**Required work:**
Retype the material that follows, keeping every word as it is.

===== Materials provided =====

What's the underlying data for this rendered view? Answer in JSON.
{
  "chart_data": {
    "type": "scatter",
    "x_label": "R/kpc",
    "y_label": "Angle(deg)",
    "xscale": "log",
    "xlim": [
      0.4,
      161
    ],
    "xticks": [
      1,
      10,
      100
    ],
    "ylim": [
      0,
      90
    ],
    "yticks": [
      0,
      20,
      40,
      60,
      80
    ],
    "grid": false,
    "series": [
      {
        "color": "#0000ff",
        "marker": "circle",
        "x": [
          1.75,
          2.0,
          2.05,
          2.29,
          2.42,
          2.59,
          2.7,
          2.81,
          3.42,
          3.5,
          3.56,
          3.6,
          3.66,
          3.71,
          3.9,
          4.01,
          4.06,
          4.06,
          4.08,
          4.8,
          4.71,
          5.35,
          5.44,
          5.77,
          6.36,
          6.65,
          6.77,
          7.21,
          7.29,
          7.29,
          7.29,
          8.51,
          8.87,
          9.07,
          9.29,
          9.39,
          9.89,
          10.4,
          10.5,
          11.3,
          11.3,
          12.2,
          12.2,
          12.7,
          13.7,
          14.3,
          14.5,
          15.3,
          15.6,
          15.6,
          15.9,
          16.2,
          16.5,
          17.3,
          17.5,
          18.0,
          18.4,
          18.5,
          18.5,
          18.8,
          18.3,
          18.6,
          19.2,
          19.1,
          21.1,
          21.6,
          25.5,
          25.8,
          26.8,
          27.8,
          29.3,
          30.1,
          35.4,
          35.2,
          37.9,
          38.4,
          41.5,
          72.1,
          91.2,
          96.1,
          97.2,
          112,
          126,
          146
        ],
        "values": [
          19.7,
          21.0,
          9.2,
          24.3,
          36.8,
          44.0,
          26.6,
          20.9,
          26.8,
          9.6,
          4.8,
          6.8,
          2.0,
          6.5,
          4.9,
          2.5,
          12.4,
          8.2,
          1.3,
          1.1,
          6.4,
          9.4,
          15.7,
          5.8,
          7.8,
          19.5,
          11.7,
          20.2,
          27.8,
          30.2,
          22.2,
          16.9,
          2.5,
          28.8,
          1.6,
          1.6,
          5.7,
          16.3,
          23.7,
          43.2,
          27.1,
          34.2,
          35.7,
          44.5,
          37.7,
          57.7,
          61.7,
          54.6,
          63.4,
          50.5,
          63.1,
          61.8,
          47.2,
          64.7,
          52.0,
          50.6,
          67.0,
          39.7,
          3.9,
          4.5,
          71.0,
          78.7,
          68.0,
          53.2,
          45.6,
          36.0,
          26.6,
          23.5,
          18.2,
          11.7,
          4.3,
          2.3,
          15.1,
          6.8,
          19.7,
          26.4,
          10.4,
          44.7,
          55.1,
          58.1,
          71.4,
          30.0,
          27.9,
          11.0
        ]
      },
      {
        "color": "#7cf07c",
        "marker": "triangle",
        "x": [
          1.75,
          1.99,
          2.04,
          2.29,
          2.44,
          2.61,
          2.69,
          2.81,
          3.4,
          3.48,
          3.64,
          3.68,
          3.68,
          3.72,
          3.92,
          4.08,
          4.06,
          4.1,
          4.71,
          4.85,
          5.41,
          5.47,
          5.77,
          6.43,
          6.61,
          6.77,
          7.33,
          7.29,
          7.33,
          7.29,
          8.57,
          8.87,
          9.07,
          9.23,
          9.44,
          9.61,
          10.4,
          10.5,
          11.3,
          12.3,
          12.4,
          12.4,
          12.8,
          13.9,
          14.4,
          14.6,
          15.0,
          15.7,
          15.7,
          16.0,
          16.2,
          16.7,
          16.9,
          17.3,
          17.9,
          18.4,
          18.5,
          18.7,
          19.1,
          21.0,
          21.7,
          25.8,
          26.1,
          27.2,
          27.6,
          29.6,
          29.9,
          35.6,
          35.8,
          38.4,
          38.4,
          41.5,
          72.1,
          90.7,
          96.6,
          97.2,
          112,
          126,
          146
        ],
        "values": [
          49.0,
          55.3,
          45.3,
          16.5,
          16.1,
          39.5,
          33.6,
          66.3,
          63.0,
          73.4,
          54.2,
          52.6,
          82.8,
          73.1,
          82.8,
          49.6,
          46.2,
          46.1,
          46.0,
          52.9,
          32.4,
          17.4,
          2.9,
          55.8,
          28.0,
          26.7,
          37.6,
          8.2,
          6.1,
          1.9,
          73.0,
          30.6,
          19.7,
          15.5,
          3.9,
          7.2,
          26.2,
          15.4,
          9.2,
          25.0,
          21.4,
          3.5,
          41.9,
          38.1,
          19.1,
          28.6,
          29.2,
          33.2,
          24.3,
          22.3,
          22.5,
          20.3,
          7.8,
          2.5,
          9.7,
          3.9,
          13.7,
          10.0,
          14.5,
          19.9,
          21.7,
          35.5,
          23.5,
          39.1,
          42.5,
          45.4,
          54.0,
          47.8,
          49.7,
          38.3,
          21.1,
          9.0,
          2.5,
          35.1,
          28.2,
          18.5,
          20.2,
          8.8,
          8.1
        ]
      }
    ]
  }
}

=====

**Final result:**
What's the underlying data for this rendered view? Answer in JSON.
{
  "chart_data": {
    "type": "scatter",
    "x_label": "R/kpc",
    "y_label": "Angle(deg)",
    "xscale": "log",
    "xlim": [
      0.4,
      161
    ],
    "xticks": [
      1,
      10,
      100
    ],
    "ylim": [
      0,
      90
    ],
    "yticks": [
      0,
      20,
      40,
      60,
      80
    ],
    "grid": false,
    "series": [
      {
        "color": "#0000ff",
        "marker": "circle",
        "x": [
          1.75,
          2.0,
          2.05,
          2.29,
          2.42,
          2.59,
          2.7,
          2.81,
          3.42,
          3.5,
          3.56,
          3.6,
          3.66,
          3.71,
          3.9,
          4.01,
          4.06,
          4.06,
          4.08,
          4.8,
          4.71,
          5.35,
          5.44,
          5.77,
          6.36,
          6.65,
          6.77,
          7.21,
          7.29,
          7.29,
          7.29,
          8.51,
          8.87,
          9.07,
          9.29,
          9.39,
          9.89,
          10.4,
          10.5,
          11.3,
          11.3,
          12.2,
          12.2,
          12.7,
          13.7,
          14.3,
          14.5,
          15.3,
          15.6,
          15.6,
          15.9,
          16.2,
          16.5,
          17.3,
          17.5,
          18.0,
          18.4,
          18.5,
          18.5,
          18.8,
          18.3,
          18.6,
          19.2,
          19.1,
          21.1,
          21.6,
          25.5,
          25.8,
          26.8,
          27.8,
          29.3,
          30.1,
          35.4,
          35.2,
          37.9,
          38.4,
          41.5,
          72.1,
          91.2,
          96.1,
          97.2,
          112,
          126,
          146
        ],
        "values": [
          19.7,
          21.0,
          9.2,
          24.3,
          36.8,
          44.0,
          26.6,
          20.9,
          26.8,
          9.6,
          4.8,
          6.8,
          2.0,
          6.5,
          4.9,
          2.5,
          12.4,
          8.2,
          1.3,
          1.1,
          6.4,
          9.4,
          15.7,
          5.8,
          7.8,
          19.5,
          11.7,
          20.2,
          27.8,
          30.2,
          22.2,
          16.9,
          2.5,
          28.8,
          1.6,
          1.6,
          5.7,
          16.3,
          23.7,
          43.2,
          27.1,
          34.2,
          35.7,
          44.5,
          37.7,
          57.7,
          61.7,
          54.6,
          63.4,
          50.5,
          63.1,
          61.8,
          47.2,
          64.7,
          52.0,
          50.6,
          67.0,
          39.7,
          3.9,
          4.5,
          71.0,
          78.7,
          68.0,
          53.2,
          45.6,
          36.0,
          26.6,
          23.5,
          18.2,
          11.7,
          4.3,
          2.3,
          15.1,
          6.8,
          19.7,
          26.4,
          10.4,
          44.7,
          55.1,
          58.1,
          71.4,
          30.0,
          27.9,
          11.0
        ]
      },
      {
        "color": "#7cf07c",
        "marker": "triangle",
        "x": [
          1.75,
          1.99,
          2.04,
          2.29,
          2.44,
          2.61,
          2.69,
          2.81,
          3.4,
          3.48,
          3.64,
          3.68,
          3.68,
          3.72,
          3.92,
          4.08,
          4.06,
          4.1,
          4.71,
          4.85,
          5.41,
          5.47,
          5.77,
          6.43,
          6.61,
          6.77,
          7.33,
          7.29,
          7.33,
          7.29,
          8.57,
          8.87,
          9.07,
          9.23,
          9.44,
          9.61,
          10.4,
          10.5,
          11.3,
          12.3,
          12.4,
          12.4,
          12.8,
          13.9,
          14.4,
          14.6,
          15.0,
          15.7,
          15.7,
          16.0,
          16.2,
          16.7,
          16.9,
          17.3,
          17.9,
          18.4,
          18.5,
          18.7,
          19.1,
          21.0,
          21.7,
          25.8,
          26.1,
          27.2,
          27.6,
          29.6,
          29.9,
          35.6,
          35.8,
          38.4,
          38.4,
          41.5,
          72.1,
          90.7,
          96.6,
          97.2,
          112,
          126,
          146
        ],
        "values": [
          49.0,
          55.3,
          45.3,
          16.5,
          16.1,
          39.5,
          33.6,
          66.3,
          63.0,
          73.4,
          54.2,
          52.6,
          82.8,
          73.1,
          82.8,
          49.6,
          46.2,
          46.1,
          46.0,
          52.9,
          32.4,
          17.4,
          2.9,
          55.8,
          28.0,
          26.7,
          37.6,
          8.2,
          6.1,
          1.9,
          73.0,
          30.6,
          19.7,
          15.5,
          3.9,
          7.2,
          26.2,
          15.4,
          9.2,
          25.0,
          21.4,
          3.5,
          41.9,
          38.1,
          19.1,
          28.6,
          29.2,
          33.2,
          24.3,
          22.3,
          22.5,
          20.3,
          7.8,
          2.5,
          9.7,
          3.9,
          13.7,
          10.0,
          14.5,
          19.9,
          21.7,
          35.5,
          23.5,
          39.1,
          42.5,
          45.4,
          54.0,
          47.8,
          49.7,
          38.3,
          21.1,
          9.0,
          2.5,
          35.1,
          28.2,
          18.5,
          20.2,
          8.8,
          8.1
        ]
      }
    ]
  }
}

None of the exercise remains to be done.